> _WHAT IS ASKED_
Write out every line of the material below as a numbered list, leaving out any blank lines.

> _MATERIAL PROVIDED_
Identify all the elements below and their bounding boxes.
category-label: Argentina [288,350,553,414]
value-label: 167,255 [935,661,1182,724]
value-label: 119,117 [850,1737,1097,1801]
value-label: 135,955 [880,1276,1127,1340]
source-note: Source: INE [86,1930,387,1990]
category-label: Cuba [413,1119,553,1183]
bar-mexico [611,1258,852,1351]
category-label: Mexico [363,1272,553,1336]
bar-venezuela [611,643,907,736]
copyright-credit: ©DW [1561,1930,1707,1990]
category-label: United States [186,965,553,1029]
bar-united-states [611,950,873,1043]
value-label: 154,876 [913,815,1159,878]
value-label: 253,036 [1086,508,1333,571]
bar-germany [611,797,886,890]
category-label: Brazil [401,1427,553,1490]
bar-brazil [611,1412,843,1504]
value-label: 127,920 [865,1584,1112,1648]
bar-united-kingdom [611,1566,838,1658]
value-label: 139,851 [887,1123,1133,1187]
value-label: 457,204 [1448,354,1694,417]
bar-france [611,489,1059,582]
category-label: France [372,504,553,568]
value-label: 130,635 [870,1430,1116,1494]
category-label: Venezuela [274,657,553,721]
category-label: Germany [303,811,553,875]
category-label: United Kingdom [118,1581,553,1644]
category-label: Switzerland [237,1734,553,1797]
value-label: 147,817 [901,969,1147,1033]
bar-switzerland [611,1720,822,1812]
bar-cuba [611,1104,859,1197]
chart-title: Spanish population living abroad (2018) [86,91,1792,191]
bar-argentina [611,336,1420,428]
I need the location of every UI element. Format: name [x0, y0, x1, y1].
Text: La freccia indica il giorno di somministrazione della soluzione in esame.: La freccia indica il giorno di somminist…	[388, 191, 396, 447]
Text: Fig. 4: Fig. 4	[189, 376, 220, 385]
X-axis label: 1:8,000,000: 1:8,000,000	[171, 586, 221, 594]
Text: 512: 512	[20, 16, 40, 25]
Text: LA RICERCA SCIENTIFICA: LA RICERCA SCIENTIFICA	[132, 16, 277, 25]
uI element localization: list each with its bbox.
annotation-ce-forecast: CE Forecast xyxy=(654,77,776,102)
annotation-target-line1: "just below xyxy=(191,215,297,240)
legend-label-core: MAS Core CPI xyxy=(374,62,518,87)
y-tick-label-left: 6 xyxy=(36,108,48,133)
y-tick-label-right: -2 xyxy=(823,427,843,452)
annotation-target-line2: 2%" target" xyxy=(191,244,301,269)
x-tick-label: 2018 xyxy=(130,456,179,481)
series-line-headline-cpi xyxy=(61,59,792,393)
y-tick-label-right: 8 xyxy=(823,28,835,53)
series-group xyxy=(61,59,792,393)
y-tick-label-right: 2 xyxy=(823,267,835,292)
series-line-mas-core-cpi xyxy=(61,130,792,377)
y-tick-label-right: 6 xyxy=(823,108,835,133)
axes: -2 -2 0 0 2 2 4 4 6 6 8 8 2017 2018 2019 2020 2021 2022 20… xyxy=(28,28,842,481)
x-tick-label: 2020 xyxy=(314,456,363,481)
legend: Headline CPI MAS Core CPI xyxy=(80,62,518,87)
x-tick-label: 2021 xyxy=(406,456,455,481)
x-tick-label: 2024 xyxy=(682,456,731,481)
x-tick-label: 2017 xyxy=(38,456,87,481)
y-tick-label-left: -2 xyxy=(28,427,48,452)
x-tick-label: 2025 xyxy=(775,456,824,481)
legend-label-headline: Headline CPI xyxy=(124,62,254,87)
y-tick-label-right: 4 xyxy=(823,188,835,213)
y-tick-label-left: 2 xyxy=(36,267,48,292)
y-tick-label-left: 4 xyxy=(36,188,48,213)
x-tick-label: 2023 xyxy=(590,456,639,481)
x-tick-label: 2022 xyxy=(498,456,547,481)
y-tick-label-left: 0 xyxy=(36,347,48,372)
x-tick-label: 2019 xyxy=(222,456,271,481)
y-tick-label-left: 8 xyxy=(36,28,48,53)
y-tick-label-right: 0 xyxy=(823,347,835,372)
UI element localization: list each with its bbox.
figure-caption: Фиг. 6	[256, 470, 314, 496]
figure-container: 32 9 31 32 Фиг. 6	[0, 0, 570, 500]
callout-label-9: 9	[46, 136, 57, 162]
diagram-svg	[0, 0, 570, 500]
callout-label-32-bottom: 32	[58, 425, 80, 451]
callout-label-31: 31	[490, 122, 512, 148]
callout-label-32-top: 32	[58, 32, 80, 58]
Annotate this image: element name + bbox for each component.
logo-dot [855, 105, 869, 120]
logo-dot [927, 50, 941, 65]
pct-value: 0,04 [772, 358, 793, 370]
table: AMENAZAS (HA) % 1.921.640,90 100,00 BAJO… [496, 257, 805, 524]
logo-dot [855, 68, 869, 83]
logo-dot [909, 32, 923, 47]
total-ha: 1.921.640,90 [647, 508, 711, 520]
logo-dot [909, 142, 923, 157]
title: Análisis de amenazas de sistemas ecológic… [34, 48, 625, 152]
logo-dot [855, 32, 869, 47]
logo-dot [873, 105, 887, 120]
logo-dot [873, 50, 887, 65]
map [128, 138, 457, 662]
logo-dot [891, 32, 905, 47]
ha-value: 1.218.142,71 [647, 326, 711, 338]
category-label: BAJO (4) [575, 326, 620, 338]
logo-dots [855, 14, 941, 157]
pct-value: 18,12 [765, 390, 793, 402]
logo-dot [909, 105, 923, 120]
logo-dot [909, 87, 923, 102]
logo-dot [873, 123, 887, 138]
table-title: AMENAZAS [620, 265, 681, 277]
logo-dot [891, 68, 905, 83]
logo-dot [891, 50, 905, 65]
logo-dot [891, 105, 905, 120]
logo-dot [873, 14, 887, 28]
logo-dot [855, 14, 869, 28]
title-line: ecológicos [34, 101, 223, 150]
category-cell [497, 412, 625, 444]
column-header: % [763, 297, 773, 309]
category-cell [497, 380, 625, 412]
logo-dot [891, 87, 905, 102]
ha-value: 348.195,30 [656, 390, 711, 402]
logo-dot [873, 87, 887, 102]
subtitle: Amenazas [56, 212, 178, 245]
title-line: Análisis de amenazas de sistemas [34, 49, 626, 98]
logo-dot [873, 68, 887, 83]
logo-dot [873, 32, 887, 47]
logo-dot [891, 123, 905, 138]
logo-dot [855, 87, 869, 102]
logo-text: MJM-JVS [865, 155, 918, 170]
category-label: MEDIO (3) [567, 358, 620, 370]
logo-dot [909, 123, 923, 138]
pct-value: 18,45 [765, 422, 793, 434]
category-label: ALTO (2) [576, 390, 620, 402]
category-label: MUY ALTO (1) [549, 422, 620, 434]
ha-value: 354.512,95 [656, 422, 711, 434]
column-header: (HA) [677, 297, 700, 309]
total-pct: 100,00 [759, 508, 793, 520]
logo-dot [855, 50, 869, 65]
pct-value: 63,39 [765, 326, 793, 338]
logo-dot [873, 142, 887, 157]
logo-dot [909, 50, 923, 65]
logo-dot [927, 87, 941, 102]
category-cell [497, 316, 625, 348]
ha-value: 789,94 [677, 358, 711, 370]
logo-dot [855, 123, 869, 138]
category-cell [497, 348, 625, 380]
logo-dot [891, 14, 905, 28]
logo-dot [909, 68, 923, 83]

> _REPLY_
1. Identify all the elements below and their bounding boxes.
2. category-label: Argentina [288,350,553,414]
3. value-label: 167,255 [935,661,1182,724]
4. value-label: 119,117 [850,1737,1097,1801]
5. value-label: 135,955 [880,1276,1127,1340]
6. source-note: Source: INE [86,1930,387,1990]
7. category-label: Cuba [413,1119,553,1183]
8. bar-mexico [611,1258,852,1351]
9. category-label: Mexico [363,1272,553,1336]
10. bar-venezuela [611,643,907,736]
11. copyright-credit: ©DW [1561,1930,1707,1990]
12. category-label: United States [186,965,553,1029]
13. bar-united-states [611,950,873,1043]
14. value-label: 154,876 [913,815,1159,878]
15. value-label: 253,036 [1086,508,1333,571]
16. bar-germany [611,797,886,890]
17. category-label: Brazil [401,1427,553,1490]
18. bar-brazil [611,1412,843,1504]
19. value-label: 127,920 [865,1584,1112,1648]
20. bar-united-kingdom [611,1566,838,1658]
21. value-label: 139,851 [887,1123,1133,1187]
22. value-label: 457,204 [1448,354,1694,417]
23. bar-france [611,489,1059,582]
24. category-label: France [372,504,553,568]
25. value-label: 130,635 [870,1430,1116,1494]
26. category-label: Venezuela [274,657,553,721]
27. category-label: Germany [303,811,553,875]
28. category-label: United Kingdom [118,1581,553,1644]
29. category-label: Switzerland [237,1734,553,1797]
30. value-label: 147,817 [901,969,1147,1033]
31. bar-switzerland [611,1720,822,1812]
32. bar-cuba [611,1104,859,1197]
33. chart-title: Spanish population living abroad (2018) [86,91,1792,191]
34. bar-argentina [611,336,1420,428]
35. I need the location of every UI element. Format: name [x0, y0, x1, y1].
36. Text: La freccia indica il giorno di somministrazione della soluzione in esame.: La freccia indica il giorno di somminist…	[388, 191, 396, 447]
37. Text: Fig. 4: Fig. 4	[189, 376, 220, 385]
38. X-axis label: 1:8,000,000: 1:8,000,000	[171, 586, 221, 594]
39. Text: 512: 512	[20, 16, 40, 25]
40. Text: LA RICERCA SCIENTIFICA: LA RICERCA SCIENTIFICA	[132, 16, 277, 25]
41. uI element localization: list each with its bbox.
42. annotation-ce-forecast: CE Forecast xyxy=(654,77,776,102)
43. annotation-target-line1: "just below xyxy=(191,215,297,240)
44. legend-label-core: MAS Core CPI xyxy=(374,62,518,87)
45. y-tick-label-left: 6 xyxy=(36,108,48,133)
46. y-tick-label-right: -2 xyxy=(823,427,843,452)
47. annotation-target-line2: 2%" target" xyxy=(191,244,301,269)
48. x-tick-label: 2018 xyxy=(130,456,179,481)
49. series-line-headline-cpi xyxy=(61,59,792,393)
50. y-tick-label-right: 8 xyxy=(823,28,835,53)
51. series-group xyxy=(61,59,792,393)
52. y-tick-label-right: 2 xyxy=(823,267,835,292)
53. series-line-mas-core-cpi xyxy=(61,130,792,377)
54. y-tick-label-right: 6 xyxy=(823,108,835,133)
55. axes: -2 -2 0 0 2 2 4 4 6 6 8 8 2017 2018 2019 2020 2021 2022 20… xyxy=(28,28,842,481)
56. x-tick-label: 2020 xyxy=(314,456,363,481)
57. legend: Headline CPI MAS Core CPI xyxy=(80,62,518,87)
58. x-tick-label: 2021 xyxy=(406,456,455,481)
59. x-tick-label: 2024 xyxy=(682,456,731,481)
60. x-tick-label: 2017 xyxy=(38,456,87,481)
61. y-tick-label-left: -2 xyxy=(28,427,48,452)
62. x-tick-label: 2025 xyxy=(775,456,824,481)
63. legend-label-headline: Headline CPI xyxy=(124,62,254,87)
64. y-tick-label-right: 4 xyxy=(823,188,835,213)
65. y-tick-label-left: 2 xyxy=(36,267,48,292)
66. y-tick-label-left: 4 xyxy=(36,188,48,213)
67. x-tick-label: 2023 xyxy=(590,456,639,481)
68. x-tick-label: 2022 xyxy=(498,456,547,481)
69. y-tick-label-left: 0 xyxy=(36,347,48,372)
70. x-tick-label: 2019 xyxy=(222,456,271,481)
71. y-tick-label-left: 8 xyxy=(36,28,48,53)
72. y-tick-label-right: 0 xyxy=(823,347,835,372)
73. UI element localization: list each with its bbox.
74. figure-caption: Фиг. 6	[256, 470, 314, 496]
75. figure-container: 32 9 31 32 Фиг. 6	[0, 0, 570, 500]
76. callout-label-9: 9	[46, 136, 57, 162]
77. diagram-svg	[0, 0, 570, 500]
78. callout-label-32-bottom: 32	[58, 425, 80, 451]
79. callout-label-31: 31	[490, 122, 512, 148]
80. callout-label-32-top: 32	[58, 32, 80, 58]
81. Annotate this image: element name + bbox for each component.
82. logo-dot [855, 105, 869, 120]
83. logo-dot [927, 50, 941, 65]
84. pct-value: 0,04 [772, 358, 793, 370]
85. table: AMENAZAS (HA) % 1.921.640,90 100,00 BAJO… [496, 257, 805, 524]
86. logo-dot [855, 68, 869, 83]
87. logo-dot [909, 32, 923, 47]
88. total-ha: 1.921.640,90 [647, 508, 711, 520]
89. logo-dot [909, 142, 923, 157]
90. title: Análisis de amenazas de sistemas ecológic… [34, 48, 625, 152]
91. logo-dot [855, 32, 869, 47]
92. logo-dot [873, 105, 887, 120]
93. logo-dot [873, 50, 887, 65]
94. map [128, 138, 457, 662]
95. logo-dot [891, 32, 905, 47]
96. ha-value: 1.218.142,71 [647, 326, 711, 338]
97. category-label: BAJO (4) [575, 326, 620, 338]
98. logo-dots [855, 14, 941, 157]
99. pct-value: 18,12 [765, 390, 793, 402]
100. logo-dot [909, 105, 923, 120]
101. logo-dot [909, 87, 923, 102]
102. logo-dot [873, 123, 887, 138]
103. table-title: AMENAZAS [620, 265, 681, 277]
104. logo-dot [891, 68, 905, 83]
105. logo-dot [891, 50, 905, 65]
106. logo-dot [891, 105, 905, 120]
107. logo-dot [873, 14, 887, 28]
108. logo-dot [855, 14, 869, 28]
109. title-line: ecológicos [34, 101, 223, 150]
110. category-cell [497, 412, 625, 444]
111. column-header: % [763, 297, 773, 309]
112. category-cell [497, 380, 625, 412]
113. logo-dot [891, 87, 905, 102]
114. ha-value: 348.195,30 [656, 390, 711, 402]
115. logo-dot [873, 87, 887, 102]
116. subtitle: Amenazas [56, 212, 178, 245]
117. title-line: Análisis de amenazas de sistemas [34, 49, 626, 98]
118. logo-dot [873, 68, 887, 83]
119. logo-dot [873, 32, 887, 47]
120. logo-dot [891, 123, 905, 138]
121. logo-dot [855, 87, 869, 102]
122. logo-text: MJM-JVS [865, 155, 918, 170]
123. category-label: MEDIO (3) [567, 358, 620, 370]
124. logo-dot [909, 123, 923, 138]
125. pct-value: 18,45 [765, 422, 793, 434]
126. category-label: ALTO (2) [576, 390, 620, 402]
127. category-label: MUY ALTO (1) [549, 422, 620, 434]
128. ha-value: 354.512,95 [656, 422, 711, 434]
129. column-header: (HA) [677, 297, 700, 309]
130. total-pct: 100,00 [759, 508, 793, 520]
131. logo-dot [855, 50, 869, 65]
132. pct-value: 63,39 [765, 326, 793, 338]
133. logo-dot [873, 142, 887, 157]
134. logo-dot [909, 50, 923, 65]
135. logo-dot [927, 87, 941, 102]
136. category-cell [497, 316, 625, 348]
137. ha-value: 789,94 [677, 358, 711, 370]
138. logo-dot [855, 123, 869, 138]
139. category-cell [497, 348, 625, 380]
140. logo-dot [891, 14, 905, 28]
141. logo-dot [909, 68, 923, 83]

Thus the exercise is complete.